── Given records ──
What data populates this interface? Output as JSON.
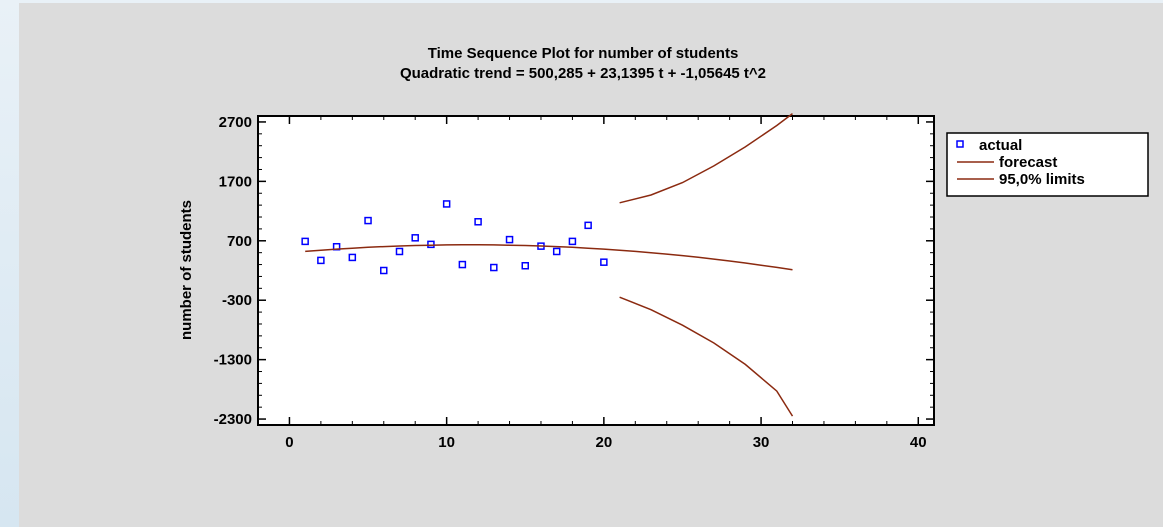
{
  "chart_data": {
    "type": "scatter",
    "title": "Time Sequence Plot for number of students",
    "subtitle": "Quadratic trend = 500,285 + 23,1395 t  + -1,05645 t^2",
    "xlabel": "",
    "ylabel": "number of students",
    "xlim": [
      -2,
      41
    ],
    "ylim": [
      -2400,
      2800
    ],
    "x_ticks": [
      "0",
      "10",
      "20",
      "30",
      "40"
    ],
    "y_ticks": [
      "2700",
      "1700",
      "700",
      "-300",
      "-1300",
      "-2300"
    ],
    "grid": false,
    "legend_position": "right",
    "series": [
      {
        "name": "actual",
        "type": "scatter",
        "color": "#0000ff",
        "x": [
          1,
          2,
          3,
          4,
          5,
          6,
          7,
          8,
          9,
          10,
          11,
          12,
          13,
          14,
          15,
          16,
          17,
          18,
          19,
          20
        ],
        "y": [
          690,
          370,
          600,
          420,
          1040,
          200,
          520,
          750,
          640,
          1320,
          300,
          1020,
          250,
          720,
          280,
          610,
          520,
          690,
          960,
          340
        ]
      },
      {
        "name": "forecast",
        "type": "line",
        "color": "#8b2a10",
        "x": [
          1,
          2,
          3,
          4,
          5,
          6,
          7,
          8,
          9,
          10,
          11,
          12,
          13,
          14,
          15,
          16,
          17,
          18,
          19,
          20,
          21,
          22,
          23,
          24,
          25,
          26,
          27,
          28,
          29,
          30,
          31,
          32
        ],
        "y": [
          522,
          542,
          560,
          576,
          590,
          602,
          612,
          620,
          626,
          630,
          632,
          632,
          630,
          626,
          620,
          612,
          602,
          590,
          576,
          560,
          542,
          522,
          500,
          476,
          450,
          422,
          392,
          360,
          326,
          290,
          252,
          212
        ]
      },
      {
        "name": "95,0% limits",
        "type": "line",
        "color": "#8b2a10",
        "x": [
          21,
          23,
          25,
          27,
          29,
          31,
          32
        ],
        "y": [
          1340,
          1470,
          1680,
          1960,
          2280,
          2640,
          2840
        ]
      },
      {
        "name": "95,0% limits",
        "type": "line",
        "color": "#8b2a10",
        "x": [
          21,
          23,
          25,
          27,
          29,
          31,
          32
        ],
        "y": [
          -250,
          -460,
          -720,
          -1020,
          -1380,
          -1830,
          -2250
        ]
      }
    ]
  }
}
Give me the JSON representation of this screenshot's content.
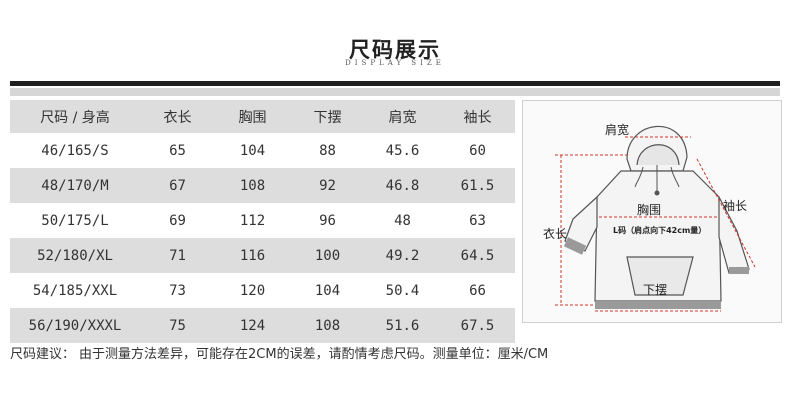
───
Set exercise: Reproduce the material word for word, minus the images.

Task answer:
What data populates this interface? Output as JSON.
{
  "chart_data": {
    "type": "scatter",
    "title": "Time Sequence Plot for number of students",
    "subtitle": "Quadratic trend = 500,285 + 23,1395 t  + -1,05645 t^2",
    "xlabel": "",
    "ylabel": "number of students",
    "xlim": [
      -2,
      41
    ],
    "ylim": [
      -2400,
      2800
    ],
    "x_ticks": [
      "0",
      "10",
      "20",
      "30",
      "40"
    ],
    "y_ticks": [
      "2700",
      "1700",
      "700",
      "-300",
      "-1300",
      "-2300"
    ],
    "grid": false,
    "legend_position": "right",
    "series": [
      {
        "name": "actual",
        "type": "scatter",
        "color": "#0000ff",
        "x": [
          1,
          2,
          3,
          4,
          5,
          6,
          7,
          8,
          9,
          10,
          11,
          12,
          13,
          14,
          15,
          16,
          17,
          18,
          19,
          20
        ],
        "y": [
          690,
          370,
          600,
          420,
          1040,
          200,
          520,
          750,
          640,
          1320,
          300,
          1020,
          250,
          720,
          280,
          610,
          520,
          690,
          960,
          340
        ]
      },
      {
        "name": "forecast",
        "type": "line",
        "color": "#8b2a10",
        "x": [
          1,
          2,
          3,
          4,
          5,
          6,
          7,
          8,
          9,
          10,
          11,
          12,
          13,
          14,
          15,
          16,
          17,
          18,
          19,
          20,
          21,
          22,
          23,
          24,
          25,
          26,
          27,
          28,
          29,
          30,
          31,
          32
        ],
        "y": [
          522,
          542,
          560,
          576,
          590,
          602,
          612,
          620,
          626,
          630,
          632,
          632,
          630,
          626,
          620,
          612,
          602,
          590,
          576,
          560,
          542,
          522,
          500,
          476,
          450,
          422,
          392,
          360,
          326,
          290,
          252,
          212
        ]
      },
      {
        "name": "95,0% limits",
        "type": "line",
        "color": "#8b2a10",
        "x": [
          21,
          23,
          25,
          27,
          29,
          31,
          32
        ],
        "y": [
          1340,
          1470,
          1680,
          1960,
          2280,
          2640,
          2840
        ]
      },
      {
        "name": "95,0% limits",
        "type": "line",
        "color": "#8b2a10",
        "x": [
          21,
          23,
          25,
          27,
          29,
          31,
          32
        ],
        "y": [
          -250,
          -460,
          -720,
          -1020,
          -1380,
          -1830,
          -2250
        ]
      }
    ]
  }
}
Give me the JSON representation of this screenshot's content.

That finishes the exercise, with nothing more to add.